** START RECORDED DATA **

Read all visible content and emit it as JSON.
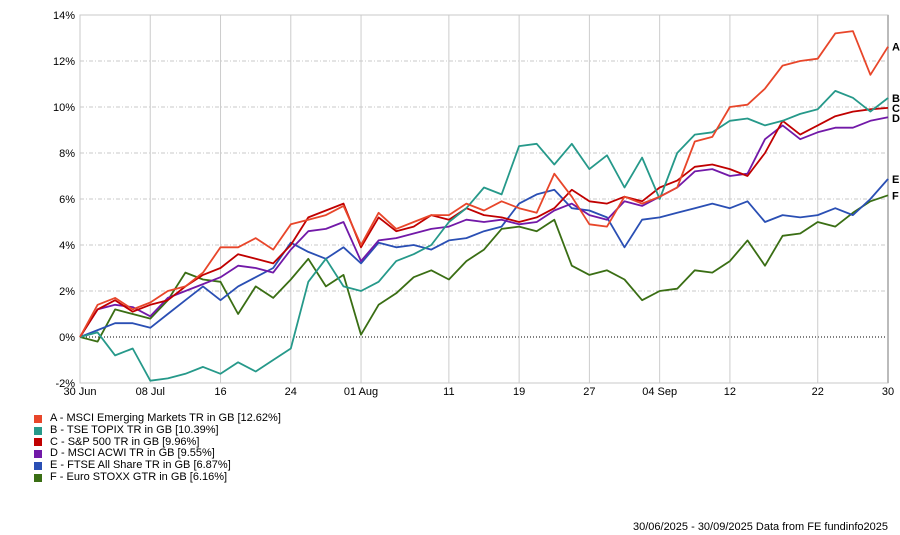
{
  "chart_data": {
    "type": "line",
    "title": "",
    "xlabel": "",
    "ylabel": "",
    "ylim": [
      -2,
      14
    ],
    "yticks": [
      -2,
      0,
      2,
      4,
      6,
      8,
      10,
      12,
      14
    ],
    "ytick_labels": [
      "-2%",
      "0%",
      "2%",
      "4%",
      "6%",
      "8%",
      "10%",
      "12%",
      "14%"
    ],
    "xlim": [
      0,
      92
    ],
    "x_unit": "days since 30 Jun 2025",
    "xticks": [
      0,
      8,
      16,
      24,
      32,
      42,
      50,
      58,
      66,
      74,
      84,
      92
    ],
    "xtick_labels": [
      "30 Jun",
      "08 Jul",
      "16",
      "24",
      "01 Aug",
      "11",
      "19",
      "27",
      "04 Sep",
      "12",
      "22",
      "30"
    ],
    "grid": true,
    "legend_position": "bottom-left",
    "x": [
      0,
      2,
      4,
      6,
      8,
      10,
      12,
      14,
      16,
      18,
      20,
      22,
      24,
      26,
      28,
      30,
      32,
      34,
      36,
      38,
      40,
      42,
      44,
      46,
      48,
      50,
      52,
      54,
      56,
      58,
      60,
      62,
      64,
      66,
      68,
      70,
      72,
      74,
      76,
      78,
      80,
      82,
      84,
      86,
      88,
      90,
      92
    ],
    "series": [
      {
        "id": "A",
        "name": "A - MSCI Emerging Markets TR in GB [12.62%]",
        "color": "#e8462a",
        "values": [
          0,
          1.4,
          1.7,
          1.2,
          1.5,
          2.0,
          2.2,
          2.8,
          3.9,
          3.9,
          4.3,
          3.8,
          4.9,
          5.1,
          5.3,
          5.7,
          4.0,
          5.4,
          4.7,
          5.0,
          5.3,
          5.3,
          5.8,
          5.5,
          5.9,
          5.6,
          5.4,
          7.1,
          6.1,
          4.9,
          4.8,
          6.1,
          5.8,
          6.1,
          6.5,
          8.5,
          8.7,
          10.0,
          10.1,
          10.8,
          11.8,
          12.0,
          12.1,
          13.2,
          13.3,
          11.4,
          12.62
        ]
      },
      {
        "id": "B",
        "name": "B - TSE TOPIX TR in GB [10.39%]",
        "color": "#26998a",
        "values": [
          0,
          0.2,
          -0.8,
          -0.5,
          -1.9,
          -1.8,
          -1.6,
          -1.3,
          -1.6,
          -1.1,
          -1.5,
          -1.0,
          -0.5,
          2.4,
          3.4,
          2.2,
          2.0,
          2.4,
          3.3,
          3.6,
          4.0,
          5.0,
          5.6,
          6.5,
          6.2,
          8.3,
          8.4,
          7.5,
          8.4,
          7.3,
          7.9,
          6.5,
          7.8,
          6.0,
          8.0,
          8.8,
          8.9,
          9.4,
          9.5,
          9.2,
          9.4,
          9.7,
          9.9,
          10.7,
          10.4,
          9.8,
          10.39
        ]
      },
      {
        "id": "C",
        "name": "C - S&P 500 TR in GB [9.96%]",
        "color": "#c00000",
        "values": [
          0,
          1.2,
          1.6,
          1.1,
          1.4,
          1.6,
          2.2,
          2.7,
          3.0,
          3.6,
          3.4,
          3.2,
          4.0,
          5.2,
          5.5,
          5.8,
          3.9,
          5.2,
          4.6,
          4.8,
          5.3,
          5.1,
          5.6,
          5.3,
          5.2,
          5.0,
          5.2,
          5.6,
          6.4,
          5.9,
          5.8,
          6.1,
          5.9,
          6.5,
          6.8,
          7.4,
          7.5,
          7.3,
          7.0,
          8.0,
          9.4,
          8.8,
          9.2,
          9.6,
          9.8,
          9.9,
          9.96
        ]
      },
      {
        "id": "D",
        "name": "D - MSCI ACWI TR in GB [9.55%]",
        "color": "#7219a8",
        "values": [
          0,
          1.2,
          1.4,
          1.3,
          0.9,
          1.7,
          2.0,
          2.3,
          2.6,
          3.1,
          3.0,
          2.8,
          3.8,
          4.6,
          4.7,
          5.0,
          3.3,
          4.2,
          4.3,
          4.5,
          4.7,
          4.8,
          5.1,
          5.0,
          5.1,
          4.9,
          5.0,
          5.5,
          5.8,
          5.3,
          5.1,
          5.9,
          5.7,
          6.1,
          6.5,
          7.2,
          7.3,
          7.0,
          7.1,
          8.6,
          9.2,
          8.6,
          8.9,
          9.1,
          9.1,
          9.4,
          9.55
        ]
      },
      {
        "id": "E",
        "name": "E - FTSE All Share TR in GB [6.87%]",
        "color": "#2a4fb4",
        "values": [
          0,
          0.3,
          0.6,
          0.6,
          0.4,
          1.0,
          1.6,
          2.2,
          1.6,
          2.2,
          2.6,
          3.0,
          4.1,
          3.7,
          3.4,
          3.9,
          3.2,
          4.1,
          3.9,
          4.0,
          3.8,
          4.2,
          4.3,
          4.6,
          4.8,
          5.8,
          6.2,
          6.4,
          5.6,
          5.5,
          5.2,
          3.9,
          5.1,
          5.2,
          5.4,
          5.6,
          5.8,
          5.6,
          5.9,
          5.0,
          5.3,
          5.2,
          5.3,
          5.6,
          5.3,
          6.0,
          6.87
        ]
      },
      {
        "id": "F",
        "name": "F - Euro STOXX GTR in GB [6.16%]",
        "color": "#3a6e14",
        "values": [
          0,
          -0.2,
          1.2,
          1.0,
          0.8,
          1.6,
          2.8,
          2.5,
          2.4,
          1.0,
          2.2,
          1.7,
          2.5,
          3.4,
          2.2,
          2.7,
          0.1,
          1.4,
          1.9,
          2.6,
          2.9,
          2.5,
          3.3,
          3.8,
          4.7,
          4.8,
          4.6,
          5.1,
          3.1,
          2.7,
          2.9,
          2.5,
          1.6,
          2.0,
          2.1,
          2.9,
          2.8,
          3.3,
          4.2,
          3.1,
          4.4,
          4.5,
          5.0,
          4.8,
          5.4,
          5.9,
          6.16
        ]
      }
    ]
  },
  "footer": "30/06/2025 - 30/09/2025 Data from FE fundinfo2025"
}
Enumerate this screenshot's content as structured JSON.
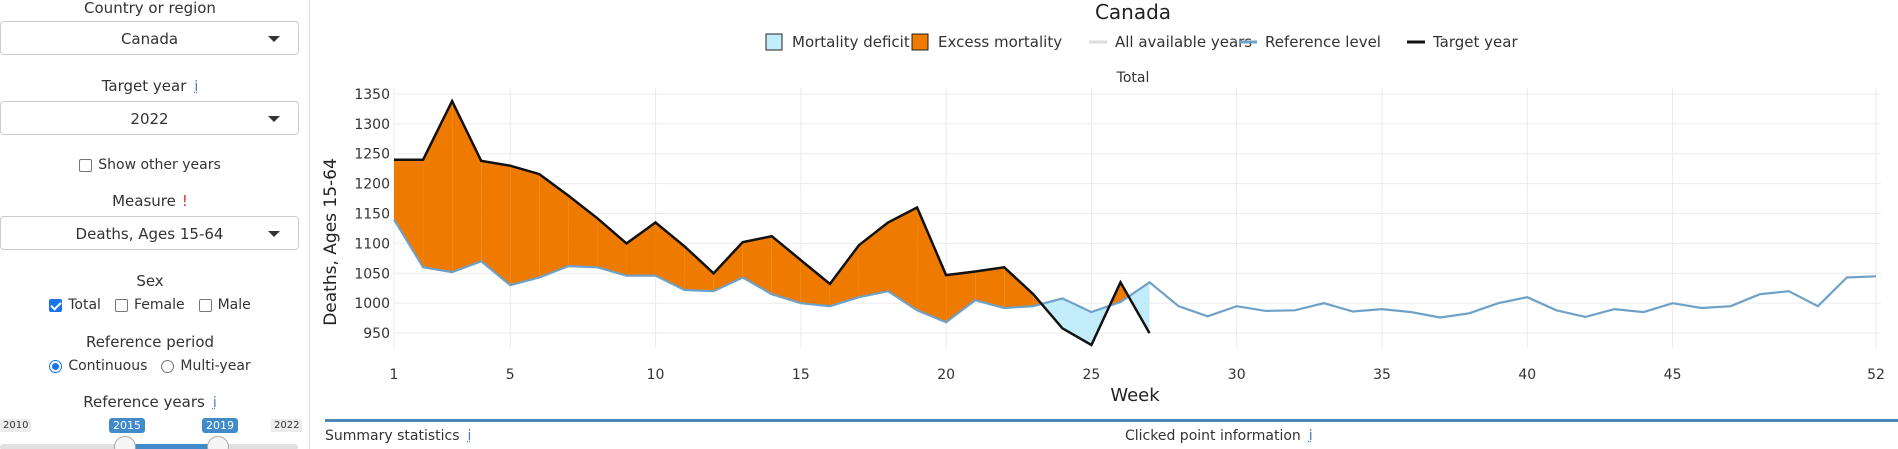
{
  "sidebar": {
    "country_label": "Country or region",
    "country_value": "Canada",
    "target_year_label": "Target year",
    "target_year_info": "i",
    "target_year_value": "2022",
    "show_other_years_label": "Show other years",
    "measure_label": "Measure",
    "measure_warn": "!",
    "measure_value": "Deaths, Ages 15-64",
    "sex_label": "Sex",
    "sex_options": [
      {
        "label": "Total",
        "checked": true
      },
      {
        "label": "Female",
        "checked": false
      },
      {
        "label": "Male",
        "checked": false
      }
    ],
    "ref_period_label": "Reference period",
    "ref_period_options": [
      {
        "label": "Continuous",
        "selected": true
      },
      {
        "label": "Multi-year",
        "selected": false
      }
    ],
    "ref_years_label": "Reference years",
    "ref_years_info": "i",
    "ref_years_min": "2010",
    "ref_years_max": "2022",
    "ref_years_from": "2015",
    "ref_years_to": "2019"
  },
  "chart_data": {
    "type": "area",
    "title": "Canada",
    "subtitle": "Total",
    "xlabel": "Week",
    "ylabel": "Deaths, Ages 15-64",
    "xlim": [
      1,
      52
    ],
    "ylim": [
      925,
      1360
    ],
    "x_ticks": [
      1,
      5,
      10,
      15,
      20,
      25,
      30,
      35,
      40,
      45,
      52
    ],
    "y_ticks": [
      950,
      1000,
      1050,
      1100,
      1150,
      1200,
      1250,
      1300,
      1350
    ],
    "grid": true,
    "legend_position": "top",
    "legend": [
      {
        "label": "Mortality deficit",
        "kind": "fill",
        "color": "#c2ecfa"
      },
      {
        "label": "Excess mortality",
        "kind": "fill",
        "color": "#ef7a00"
      },
      {
        "label": "All available years",
        "kind": "line",
        "color": "#dddddd"
      },
      {
        "label": "Reference level",
        "kind": "line",
        "color": "#6fa1c8"
      },
      {
        "label": "Target year",
        "kind": "line",
        "color": "#111111"
      }
    ],
    "series": [
      {
        "name": "Reference level",
        "x": [
          1,
          2,
          3,
          4,
          5,
          6,
          7,
          8,
          9,
          10,
          11,
          12,
          13,
          14,
          15,
          16,
          17,
          18,
          19,
          20,
          21,
          22,
          23,
          24,
          25,
          26,
          27,
          28,
          29,
          30,
          31,
          32,
          33,
          34,
          35,
          36,
          37,
          38,
          39,
          40,
          41,
          42,
          43,
          44,
          45,
          46,
          47,
          48,
          49,
          50,
          51,
          52
        ],
        "values": [
          1140,
          1060,
          1052,
          1070,
          1030,
          1043,
          1062,
          1060,
          1046,
          1046,
          1022,
          1020,
          1043,
          1015,
          1000,
          995,
          1010,
          1020,
          988,
          968,
          1005,
          992,
          995,
          1008,
          985,
          1002,
          1035,
          995,
          978,
          995,
          987,
          988,
          1000,
          986,
          990,
          985,
          976,
          983,
          1000,
          1010,
          988,
          977,
          990,
          985,
          1000,
          992,
          995,
          1015,
          1020,
          995,
          1043,
          1045
        ]
      },
      {
        "name": "Target year",
        "x": [
          1,
          2,
          3,
          4,
          5,
          6,
          7,
          8,
          9,
          10,
          11,
          12,
          13,
          14,
          15,
          16,
          17,
          18,
          19,
          20,
          21,
          22,
          23,
          24,
          25,
          26,
          27
        ],
        "values": [
          1240,
          1240,
          1338,
          1238,
          1230,
          1216,
          1180,
          1142,
          1100,
          1135,
          1095,
          1050,
          1102,
          1112,
          1072,
          1032,
          1097,
          1135,
          1160,
          1047,
          1053,
          1060,
          1015,
          958,
          930,
          1035,
          950
        ]
      }
    ]
  },
  "footer": {
    "summary_label": "Summary statistics",
    "summary_info": "i",
    "clicked_label": "Clicked point information",
    "clicked_info": "i"
  }
}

** END RECORDED DATA **

_STATED PROBLEM_:
From the entries above, collect every line with the string "content" in it.

_FINISHED TASK_:
Read all visible content and emit it as JSON.
Enumerate this screenshot's content as structured JSON.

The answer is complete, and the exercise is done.